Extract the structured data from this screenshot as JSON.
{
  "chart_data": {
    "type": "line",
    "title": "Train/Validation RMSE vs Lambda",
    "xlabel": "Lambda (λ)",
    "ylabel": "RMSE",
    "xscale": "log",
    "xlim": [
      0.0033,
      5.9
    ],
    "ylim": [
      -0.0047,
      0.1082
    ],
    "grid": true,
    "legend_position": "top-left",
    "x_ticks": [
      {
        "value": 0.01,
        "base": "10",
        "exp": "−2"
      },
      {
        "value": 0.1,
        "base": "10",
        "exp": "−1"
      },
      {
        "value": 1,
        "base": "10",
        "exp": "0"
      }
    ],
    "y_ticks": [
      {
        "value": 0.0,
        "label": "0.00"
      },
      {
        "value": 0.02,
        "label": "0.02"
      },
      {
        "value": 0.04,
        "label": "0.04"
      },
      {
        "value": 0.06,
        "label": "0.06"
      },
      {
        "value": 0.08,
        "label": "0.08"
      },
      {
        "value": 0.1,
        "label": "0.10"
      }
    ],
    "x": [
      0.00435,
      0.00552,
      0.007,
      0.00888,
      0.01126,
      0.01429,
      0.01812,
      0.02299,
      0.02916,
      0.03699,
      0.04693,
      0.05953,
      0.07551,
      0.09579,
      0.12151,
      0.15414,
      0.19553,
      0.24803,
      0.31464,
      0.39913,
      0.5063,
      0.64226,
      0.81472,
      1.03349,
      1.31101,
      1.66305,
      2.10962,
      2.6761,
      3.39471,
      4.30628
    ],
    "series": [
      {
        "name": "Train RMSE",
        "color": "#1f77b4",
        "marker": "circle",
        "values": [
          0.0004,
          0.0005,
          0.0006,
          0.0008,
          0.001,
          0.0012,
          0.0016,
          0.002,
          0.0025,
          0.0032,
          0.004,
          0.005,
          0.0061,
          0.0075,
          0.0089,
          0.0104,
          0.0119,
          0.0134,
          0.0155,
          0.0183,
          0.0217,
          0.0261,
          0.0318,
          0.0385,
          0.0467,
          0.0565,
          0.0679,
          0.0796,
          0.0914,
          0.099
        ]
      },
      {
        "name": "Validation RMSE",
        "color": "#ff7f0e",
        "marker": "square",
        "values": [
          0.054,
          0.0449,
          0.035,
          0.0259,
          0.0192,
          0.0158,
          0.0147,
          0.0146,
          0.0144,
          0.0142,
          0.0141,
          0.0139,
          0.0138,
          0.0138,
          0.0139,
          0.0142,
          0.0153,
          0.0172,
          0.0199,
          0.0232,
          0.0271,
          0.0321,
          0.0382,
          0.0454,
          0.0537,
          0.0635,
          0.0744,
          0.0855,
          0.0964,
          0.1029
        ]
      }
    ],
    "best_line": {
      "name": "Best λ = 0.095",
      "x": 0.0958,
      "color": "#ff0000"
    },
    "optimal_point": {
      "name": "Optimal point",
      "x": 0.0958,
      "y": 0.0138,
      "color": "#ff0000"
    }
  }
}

===============

Each entry above is to be quoted exactly.

Extract the structured data from this screenshot as JSON.
{
  "chart_data": {
    "type": "line",
    "title": "Train/Validation RMSE vs Lambda",
    "xlabel": "Lambda (λ)",
    "ylabel": "RMSE",
    "xscale": "log",
    "xlim": [
      0.0033,
      5.9
    ],
    "ylim": [
      -0.0047,
      0.1082
    ],
    "grid": true,
    "legend_position": "top-left",
    "x_ticks": [
      {
        "value": 0.01,
        "base": "10",
        "exp": "−2"
      },
      {
        "value": 0.1,
        "base": "10",
        "exp": "−1"
      },
      {
        "value": 1,
        "base": "10",
        "exp": "0"
      }
    ],
    "y_ticks": [
      {
        "value": 0.0,
        "label": "0.00"
      },
      {
        "value": 0.02,
        "label": "0.02"
      },
      {
        "value": 0.04,
        "label": "0.04"
      },
      {
        "value": 0.06,
        "label": "0.06"
      },
      {
        "value": 0.08,
        "label": "0.08"
      },
      {
        "value": 0.1,
        "label": "0.10"
      }
    ],
    "x": [
      0.00435,
      0.00552,
      0.007,
      0.00888,
      0.01126,
      0.01429,
      0.01812,
      0.02299,
      0.02916,
      0.03699,
      0.04693,
      0.05953,
      0.07551,
      0.09579,
      0.12151,
      0.15414,
      0.19553,
      0.24803,
      0.31464,
      0.39913,
      0.5063,
      0.64226,
      0.81472,
      1.03349,
      1.31101,
      1.66305,
      2.10962,
      2.6761,
      3.39471,
      4.30628
    ],
    "series": [
      {
        "name": "Train RMSE",
        "color": "#1f77b4",
        "marker": "circle",
        "values": [
          0.0004,
          0.0005,
          0.0006,
          0.0008,
          0.001,
          0.0012,
          0.0016,
          0.002,
          0.0025,
          0.0032,
          0.004,
          0.005,
          0.0061,
          0.0075,
          0.0089,
          0.0104,
          0.0119,
          0.0134,
          0.0155,
          0.0183,
          0.0217,
          0.0261,
          0.0318,
          0.0385,
          0.0467,
          0.0565,
          0.0679,
          0.0796,
          0.0914,
          0.099
        ]
      },
      {
        "name": "Validation RMSE",
        "color": "#ff7f0e",
        "marker": "square",
        "values": [
          0.054,
          0.0449,
          0.035,
          0.0259,
          0.0192,
          0.0158,
          0.0147,
          0.0146,
          0.0144,
          0.0142,
          0.0141,
          0.0139,
          0.0138,
          0.0138,
          0.0139,
          0.0142,
          0.0153,
          0.0172,
          0.0199,
          0.0232,
          0.0271,
          0.0321,
          0.0382,
          0.0454,
          0.0537,
          0.0635,
          0.0744,
          0.0855,
          0.0964,
          0.1029
        ]
      }
    ],
    "best_line": {
      "name": "Best λ = 0.095",
      "x": 0.0958,
      "color": "#ff0000"
    },
    "optimal_point": {
      "name": "Optimal point",
      "x": 0.0958,
      "y": 0.0138,
      "color": "#ff0000"
    }
  }
}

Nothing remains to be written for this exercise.